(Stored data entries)

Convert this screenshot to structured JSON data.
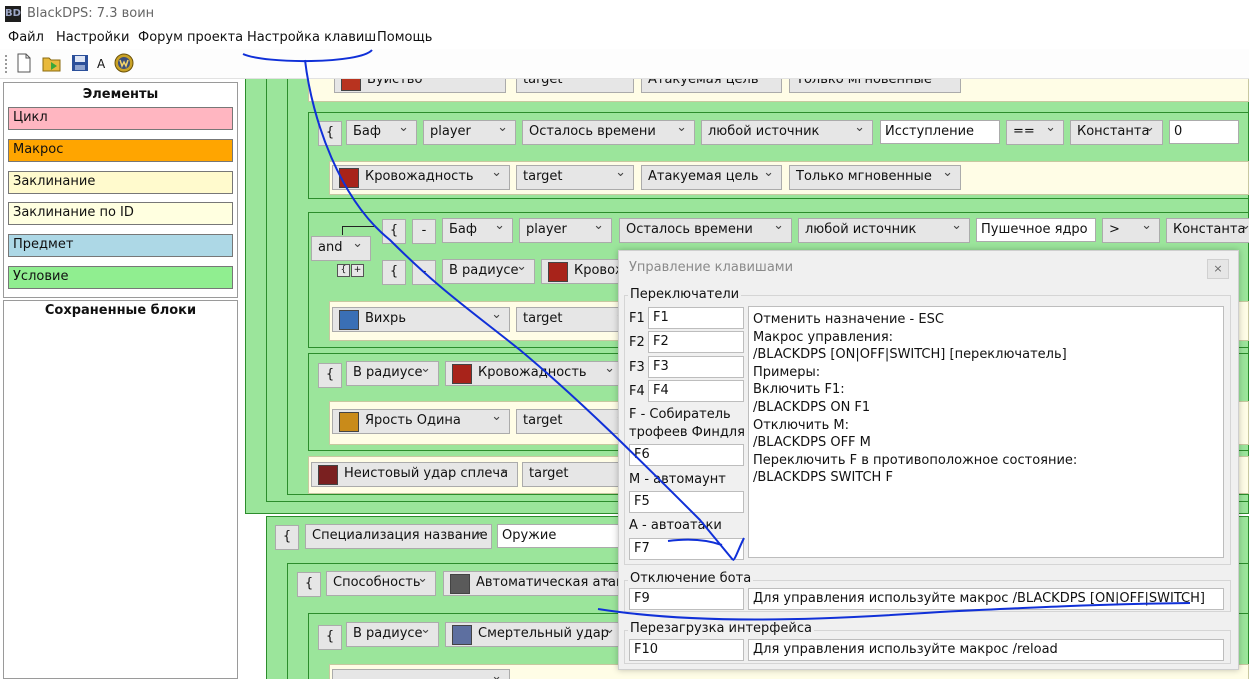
{
  "window": {
    "title": "BlackDPS: 7.3 воин",
    "app_icon": "BD"
  },
  "menu": [
    "Файл",
    "Настройки",
    "Форум проекта",
    "Настройка клавиш",
    "Помощь"
  ],
  "toolbar": {
    "letter": "A"
  },
  "elements_panel": {
    "title": "Элементы",
    "items": [
      {
        "label": "Цикл",
        "color": "#ffb6c1"
      },
      {
        "label": "Макрос",
        "color": "#ffa500"
      },
      {
        "label": "Заклинание",
        "color": "#fffacd"
      },
      {
        "label": "Заклинание по ID",
        "color": "#ffffe0"
      },
      {
        "label": "Предмет",
        "color": "#add8e6"
      },
      {
        "label": "Условие",
        "color": "#90ee90"
      }
    ]
  },
  "saved_panel": {
    "title": "Сохраненные блоки"
  },
  "blocks": {
    "r0": {
      "spell": "Буйство",
      "unit": "target",
      "target_type": "Атакуемая цель",
      "cast": "Только мгновенные"
    },
    "r1": {
      "brace": "{",
      "kind": "Баф",
      "unit": "player",
      "param": "Осталось времени",
      "source": "любой источник",
      "name": "Исступление",
      "op": "==",
      "cmp": "Константа",
      "value": "0"
    },
    "r2": {
      "spell": "Кровожадность",
      "unit": "target",
      "target_type": "Атакуемая цель",
      "cast": "Только мгновенные"
    },
    "r3": {
      "logic": "and",
      "brace": "{",
      "minus": "-",
      "kind": "Баф",
      "unit": "player",
      "param": "Осталось времени",
      "source": "любой источник",
      "name": "Пушечное ядро",
      "op": ">",
      "cmp": "Константа",
      "mini_a": "{",
      "mini_b": "+"
    },
    "r4": {
      "brace": "{",
      "minus": "-",
      "kind": "В радиусе",
      "spell": "Кровож"
    },
    "r5": {
      "spell": "Вихрь",
      "unit": "target"
    },
    "r6": {
      "brace": "{",
      "kind": "В радиусе",
      "spell": "Кровожадность"
    },
    "r7": {
      "spell": "Ярость Одина",
      "unit": "target"
    },
    "r8": {
      "spell": "Неистовый удар сплеча",
      "unit": "target"
    },
    "r9": {
      "brace": "{",
      "kind": "Специализация название",
      "name": "Оружие"
    },
    "r10": {
      "brace": "{",
      "kind": "Способность",
      "spell": "Автоматическая атака"
    },
    "r11": {
      "brace": "{",
      "kind": "В радиусе",
      "spell": "Смертельный удар"
    }
  },
  "dialog": {
    "title": "Управление клавишами",
    "close": "×",
    "switches": {
      "label": "Переключатели",
      "keys": [
        {
          "label": "F1",
          "value": "F1"
        },
        {
          "label": "F2",
          "value": "F2"
        },
        {
          "label": "F3",
          "value": "F3"
        },
        {
          "label": "F4",
          "value": "F4"
        }
      ],
      "named": [
        {
          "label": "F - Собиратель",
          "label2": "трофеев Финдля",
          "value": "F6"
        },
        {
          "label": "M - автомаунт",
          "value": "F5"
        },
        {
          "label": "A - автоатаки",
          "value": "F7"
        }
      ],
      "instructions": [
        "Отменить назначение - ESC",
        "Макрос управления:",
        "/BLACKDPS [ON|OFF|SWITCH] [переключатель]",
        "Примеры:",
        "Включить F1:",
        "/BLACKDPS ON F1",
        "Отключить M:",
        "/BLACKDPS OFF M",
        "Переключить F в противоположное состояние:",
        "/BLACKDPS SWITCH F"
      ]
    },
    "bot_off": {
      "label": "Отключение бота",
      "key": "F9",
      "hint": "Для управления используйте макрос /BLACKDPS [ON|OFF|SWITCH]"
    },
    "reload": {
      "label": "Перезагрузка интерфейса",
      "key": "F10",
      "hint": "Для управления используйте макрос /reload"
    }
  }
}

Work to be completed:
Leave out the pictures and output the rest of the material exactly as written.

Right answer:
Convert this screenshot to structured JSON data.
{
  "window": {
    "title": "BlackDPS: 7.3 воин",
    "app_icon": "BD"
  },
  "menu": [
    "Файл",
    "Настройки",
    "Форум проекта",
    "Настройка клавиш",
    "Помощь"
  ],
  "toolbar": {
    "letter": "A"
  },
  "elements_panel": {
    "title": "Элементы",
    "items": [
      {
        "label": "Цикл",
        "color": "#ffb6c1"
      },
      {
        "label": "Макрос",
        "color": "#ffa500"
      },
      {
        "label": "Заклинание",
        "color": "#fffacd"
      },
      {
        "label": "Заклинание по ID",
        "color": "#ffffe0"
      },
      {
        "label": "Предмет",
        "color": "#add8e6"
      },
      {
        "label": "Условие",
        "color": "#90ee90"
      }
    ]
  },
  "saved_panel": {
    "title": "Сохраненные блоки"
  },
  "blocks": {
    "r0": {
      "spell": "Буйство",
      "unit": "target",
      "target_type": "Атакуемая цель",
      "cast": "Только мгновенные"
    },
    "r1": {
      "brace": "{",
      "kind": "Баф",
      "unit": "player",
      "param": "Осталось времени",
      "source": "любой источник",
      "name": "Исступление",
      "op": "==",
      "cmp": "Константа",
      "value": "0"
    },
    "r2": {
      "spell": "Кровожадность",
      "unit": "target",
      "target_type": "Атакуемая цель",
      "cast": "Только мгновенные"
    },
    "r3": {
      "logic": "and",
      "brace": "{",
      "minus": "-",
      "kind": "Баф",
      "unit": "player",
      "param": "Осталось времени",
      "source": "любой источник",
      "name": "Пушечное ядро",
      "op": ">",
      "cmp": "Константа",
      "mini_a": "{",
      "mini_b": "+"
    },
    "r4": {
      "brace": "{",
      "minus": "-",
      "kind": "В радиусе",
      "spell": "Кровож"
    },
    "r5": {
      "spell": "Вихрь",
      "unit": "target"
    },
    "r6": {
      "brace": "{",
      "kind": "В радиусе",
      "spell": "Кровожадность"
    },
    "r7": {
      "spell": "Ярость Одина",
      "unit": "target"
    },
    "r8": {
      "spell": "Неистовый удар сплеча",
      "unit": "target"
    },
    "r9": {
      "brace": "{",
      "kind": "Специализация название",
      "name": "Оружие"
    },
    "r10": {
      "brace": "{",
      "kind": "Способность",
      "spell": "Автоматическая атака"
    },
    "r11": {
      "brace": "{",
      "kind": "В радиусе",
      "spell": "Смертельный удар"
    }
  },
  "dialog": {
    "title": "Управление клавишами",
    "close": "×",
    "switches": {
      "label": "Переключатели",
      "keys": [
        {
          "label": "F1",
          "value": "F1"
        },
        {
          "label": "F2",
          "value": "F2"
        },
        {
          "label": "F3",
          "value": "F3"
        },
        {
          "label": "F4",
          "value": "F4"
        }
      ],
      "named": [
        {
          "label": "F - Собиратель",
          "label2": "трофеев Финдля",
          "value": "F6"
        },
        {
          "label": "M - автомаунт",
          "value": "F5"
        },
        {
          "label": "A - автоатаки",
          "value": "F7"
        }
      ],
      "instructions": [
        "Отменить назначение - ESC",
        "Макрос управления:",
        "/BLACKDPS [ON|OFF|SWITCH] [переключатель]",
        "Примеры:",
        "Включить F1:",
        "/BLACKDPS ON F1",
        "Отключить M:",
        "/BLACKDPS OFF M",
        "Переключить F в противоположное состояние:",
        "/BLACKDPS SWITCH F"
      ]
    },
    "bot_off": {
      "label": "Отключение бота",
      "key": "F9",
      "hint": "Для управления используйте макрос /BLACKDPS [ON|OFF|SWITCH]"
    },
    "reload": {
      "label": "Перезагрузка интерфейса",
      "key": "F10",
      "hint": "Для управления используйте макрос /reload"
    }
  }
}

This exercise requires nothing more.